Task directions: Copy every entry exactly.

Dataset excerpts:
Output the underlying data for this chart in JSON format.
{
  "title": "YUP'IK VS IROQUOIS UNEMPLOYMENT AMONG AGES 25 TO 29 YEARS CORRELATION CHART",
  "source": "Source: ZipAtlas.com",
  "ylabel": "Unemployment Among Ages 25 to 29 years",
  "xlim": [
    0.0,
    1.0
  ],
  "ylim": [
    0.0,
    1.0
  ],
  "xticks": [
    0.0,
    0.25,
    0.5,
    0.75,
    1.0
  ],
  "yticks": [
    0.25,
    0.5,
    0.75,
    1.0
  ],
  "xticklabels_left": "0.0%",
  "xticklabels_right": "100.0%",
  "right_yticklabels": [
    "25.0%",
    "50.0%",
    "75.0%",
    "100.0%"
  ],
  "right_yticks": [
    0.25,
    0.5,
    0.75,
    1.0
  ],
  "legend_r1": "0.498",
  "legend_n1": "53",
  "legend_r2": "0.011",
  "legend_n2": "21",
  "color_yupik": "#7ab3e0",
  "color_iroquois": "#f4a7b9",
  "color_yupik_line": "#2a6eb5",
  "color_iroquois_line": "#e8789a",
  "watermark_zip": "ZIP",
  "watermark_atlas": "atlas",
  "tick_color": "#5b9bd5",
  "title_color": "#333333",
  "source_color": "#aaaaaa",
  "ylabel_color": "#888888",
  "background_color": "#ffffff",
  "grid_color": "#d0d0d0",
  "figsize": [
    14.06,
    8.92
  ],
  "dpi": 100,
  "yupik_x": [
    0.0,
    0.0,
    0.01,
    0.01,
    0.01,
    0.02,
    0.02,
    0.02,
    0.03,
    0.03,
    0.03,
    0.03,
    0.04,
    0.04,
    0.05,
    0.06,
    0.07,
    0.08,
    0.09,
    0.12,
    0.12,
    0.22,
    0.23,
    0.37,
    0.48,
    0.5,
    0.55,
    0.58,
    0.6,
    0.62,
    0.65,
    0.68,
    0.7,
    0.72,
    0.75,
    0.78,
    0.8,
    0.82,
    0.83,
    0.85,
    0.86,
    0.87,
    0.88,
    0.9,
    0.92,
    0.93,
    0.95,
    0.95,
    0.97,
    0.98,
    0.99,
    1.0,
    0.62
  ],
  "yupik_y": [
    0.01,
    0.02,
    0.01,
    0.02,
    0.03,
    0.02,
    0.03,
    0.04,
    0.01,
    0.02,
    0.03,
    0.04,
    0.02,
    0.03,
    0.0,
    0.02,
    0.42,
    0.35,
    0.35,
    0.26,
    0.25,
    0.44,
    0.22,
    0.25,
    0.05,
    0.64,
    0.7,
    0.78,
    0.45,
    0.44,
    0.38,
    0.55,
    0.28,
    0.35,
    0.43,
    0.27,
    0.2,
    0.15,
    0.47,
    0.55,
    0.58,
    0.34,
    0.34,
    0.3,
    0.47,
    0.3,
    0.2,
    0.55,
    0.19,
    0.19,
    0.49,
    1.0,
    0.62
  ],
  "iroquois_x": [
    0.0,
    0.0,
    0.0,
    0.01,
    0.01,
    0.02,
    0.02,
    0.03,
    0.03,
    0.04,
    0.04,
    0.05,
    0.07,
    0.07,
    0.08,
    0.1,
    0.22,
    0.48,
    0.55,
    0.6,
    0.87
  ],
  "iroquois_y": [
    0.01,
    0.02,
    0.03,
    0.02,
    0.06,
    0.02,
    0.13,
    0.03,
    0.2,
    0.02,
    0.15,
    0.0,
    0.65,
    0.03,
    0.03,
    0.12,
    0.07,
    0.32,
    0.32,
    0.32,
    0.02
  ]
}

Task answer:
Output the underlying data for this chart in JSON format.
{
  "title": "YUP'IK VS IROQUOIS UNEMPLOYMENT AMONG AGES 25 TO 29 YEARS CORRELATION CHART",
  "source": "Source: ZipAtlas.com",
  "ylabel": "Unemployment Among Ages 25 to 29 years",
  "xlim": [
    0.0,
    1.0
  ],
  "ylim": [
    0.0,
    1.0
  ],
  "xticks": [
    0.0,
    0.25,
    0.5,
    0.75,
    1.0
  ],
  "yticks": [
    0.25,
    0.5,
    0.75,
    1.0
  ],
  "xticklabels_left": "0.0%",
  "xticklabels_right": "100.0%",
  "right_yticklabels": [
    "25.0%",
    "50.0%",
    "75.0%",
    "100.0%"
  ],
  "right_yticks": [
    0.25,
    0.5,
    0.75,
    1.0
  ],
  "legend_r1": "0.498",
  "legend_n1": "53",
  "legend_r2": "0.011",
  "legend_n2": "21",
  "color_yupik": "#7ab3e0",
  "color_iroquois": "#f4a7b9",
  "color_yupik_line": "#2a6eb5",
  "color_iroquois_line": "#e8789a",
  "watermark_zip": "ZIP",
  "watermark_atlas": "atlas",
  "tick_color": "#5b9bd5",
  "title_color": "#333333",
  "source_color": "#aaaaaa",
  "ylabel_color": "#888888",
  "background_color": "#ffffff",
  "grid_color": "#d0d0d0",
  "figsize": [
    14.06,
    8.92
  ],
  "dpi": 100,
  "yupik_x": [
    0.0,
    0.0,
    0.01,
    0.01,
    0.01,
    0.02,
    0.02,
    0.02,
    0.03,
    0.03,
    0.03,
    0.03,
    0.04,
    0.04,
    0.05,
    0.06,
    0.07,
    0.08,
    0.09,
    0.12,
    0.12,
    0.22,
    0.23,
    0.37,
    0.48,
    0.5,
    0.55,
    0.58,
    0.6,
    0.62,
    0.65,
    0.68,
    0.7,
    0.72,
    0.75,
    0.78,
    0.8,
    0.82,
    0.83,
    0.85,
    0.86,
    0.87,
    0.88,
    0.9,
    0.92,
    0.93,
    0.95,
    0.95,
    0.97,
    0.98,
    0.99,
    1.0,
    0.62
  ],
  "yupik_y": [
    0.01,
    0.02,
    0.01,
    0.02,
    0.03,
    0.02,
    0.03,
    0.04,
    0.01,
    0.02,
    0.03,
    0.04,
    0.02,
    0.03,
    0.0,
    0.02,
    0.42,
    0.35,
    0.35,
    0.26,
    0.25,
    0.44,
    0.22,
    0.25,
    0.05,
    0.64,
    0.7,
    0.78,
    0.45,
    0.44,
    0.38,
    0.55,
    0.28,
    0.35,
    0.43,
    0.27,
    0.2,
    0.15,
    0.47,
    0.55,
    0.58,
    0.34,
    0.34,
    0.3,
    0.47,
    0.3,
    0.2,
    0.55,
    0.19,
    0.19,
    0.49,
    1.0,
    0.62
  ],
  "iroquois_x": [
    0.0,
    0.0,
    0.0,
    0.01,
    0.01,
    0.02,
    0.02,
    0.03,
    0.03,
    0.04,
    0.04,
    0.05,
    0.07,
    0.07,
    0.08,
    0.1,
    0.22,
    0.48,
    0.55,
    0.6,
    0.87
  ],
  "iroquois_y": [
    0.01,
    0.02,
    0.03,
    0.02,
    0.06,
    0.02,
    0.13,
    0.03,
    0.2,
    0.02,
    0.15,
    0.0,
    0.65,
    0.03,
    0.03,
    0.12,
    0.07,
    0.32,
    0.32,
    0.32,
    0.02
  ]
}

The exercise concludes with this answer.